---- MATERIAL FOR THIS TASK

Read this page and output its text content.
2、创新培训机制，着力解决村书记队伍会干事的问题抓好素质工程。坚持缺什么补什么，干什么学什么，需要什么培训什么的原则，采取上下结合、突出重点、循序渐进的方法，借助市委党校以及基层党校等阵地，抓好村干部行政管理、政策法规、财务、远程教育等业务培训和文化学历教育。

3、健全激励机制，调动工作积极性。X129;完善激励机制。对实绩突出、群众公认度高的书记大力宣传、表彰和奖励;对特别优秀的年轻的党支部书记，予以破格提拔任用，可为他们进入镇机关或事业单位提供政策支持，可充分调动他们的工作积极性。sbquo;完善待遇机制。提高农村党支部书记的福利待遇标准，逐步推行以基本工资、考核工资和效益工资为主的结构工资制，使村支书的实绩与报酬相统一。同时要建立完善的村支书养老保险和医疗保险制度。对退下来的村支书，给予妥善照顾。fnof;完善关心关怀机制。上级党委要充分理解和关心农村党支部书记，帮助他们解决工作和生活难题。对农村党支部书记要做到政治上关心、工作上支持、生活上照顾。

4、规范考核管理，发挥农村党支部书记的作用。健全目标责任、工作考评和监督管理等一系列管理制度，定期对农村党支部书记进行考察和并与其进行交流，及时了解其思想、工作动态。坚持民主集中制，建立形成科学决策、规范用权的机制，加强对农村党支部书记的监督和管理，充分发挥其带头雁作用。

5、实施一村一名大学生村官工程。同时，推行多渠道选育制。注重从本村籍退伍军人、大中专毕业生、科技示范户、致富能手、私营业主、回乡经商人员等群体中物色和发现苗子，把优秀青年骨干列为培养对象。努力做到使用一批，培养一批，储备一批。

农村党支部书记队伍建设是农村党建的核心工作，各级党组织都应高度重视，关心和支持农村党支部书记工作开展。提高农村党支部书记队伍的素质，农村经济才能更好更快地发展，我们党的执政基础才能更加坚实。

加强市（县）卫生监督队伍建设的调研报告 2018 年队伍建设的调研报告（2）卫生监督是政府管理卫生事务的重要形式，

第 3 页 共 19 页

--------

- _WHAT IS REQUIRED_: Return all of the data exactly as it reads.

- _SOLUTION TO THIS TASK_:
Read this page and output its text content.
2、创新培训机制，着力解决村书记队伍会干事的问题抓好素质工程。坚持缺什么补什么，干什么学什么，需要什么培训什么的原则，采取上下结合、突出重点、循序渐进的方法，借助市委党校以及基层党校等阵地，抓好村干部行政管理、政策法规、财务、远程教育等业务培训和文化学历教育。

3、健全激励机制，调动工作积极性。X129;完善激励机制。对实绩突出、群众公认度高的书记大力宣传、表彰和奖励;对特别优秀的年轻的党支部书记，予以破格提拔任用，可为他们进入镇机关或事业单位提供政策支持，可充分调动他们的工作积极性。sbquo;完善待遇机制。提高农村党支部书记的福利待遇标准，逐步推行以基本工资、考核工资和效益工资为主的结构工资制，使村支书的实绩与报酬相统一。同时要建立完善的村支书养老保险和医疗保险制度。对退下来的村支书，给予妥善照顾。fnof;完善关心关怀机制。上级党委要充分理解和关心农村党支部书记，帮助他们解决工作和生活难题。对农村党支部书记要做到政治上关心、工作上支持、生活上照顾。

4、规范考核管理，发挥农村党支部书记的作用。健全目标责任、工作考评和监督管理等一系列管理制度，定期对农村党支部书记进行考察和并与其进行交流，及时了解其思想、工作动态。坚持民主集中制，建立形成科学决策、规范用权的机制，加强对农村党支部书记的监督和管理，充分发挥其带头雁作用。

5、实施一村一名大学生村官工程。同时，推行多渠道选育制。注重从本村籍退伍军人、大中专毕业生、科技示范户、致富能手、私营业主、回乡经商人员等群体中物色和发现苗子，把优秀青年骨干列为培养对象。努力做到使用一批，培养一批，储备一批。

农村党支部书记队伍建设是农村党建的核心工作，各级党组织都应高度重视，关心和支持农村党支部书记工作开展。提高农村党支部书记队伍的素质，农村经济才能更好更快地发展，我们党的执政基础才能更加坚实。

加强市（县）卫生监督队伍建设的调研报告 2018 年队伍建设的调研报告（2）卫生监督是政府管理卫生事务的重要形式，

第 3 页 共 19 页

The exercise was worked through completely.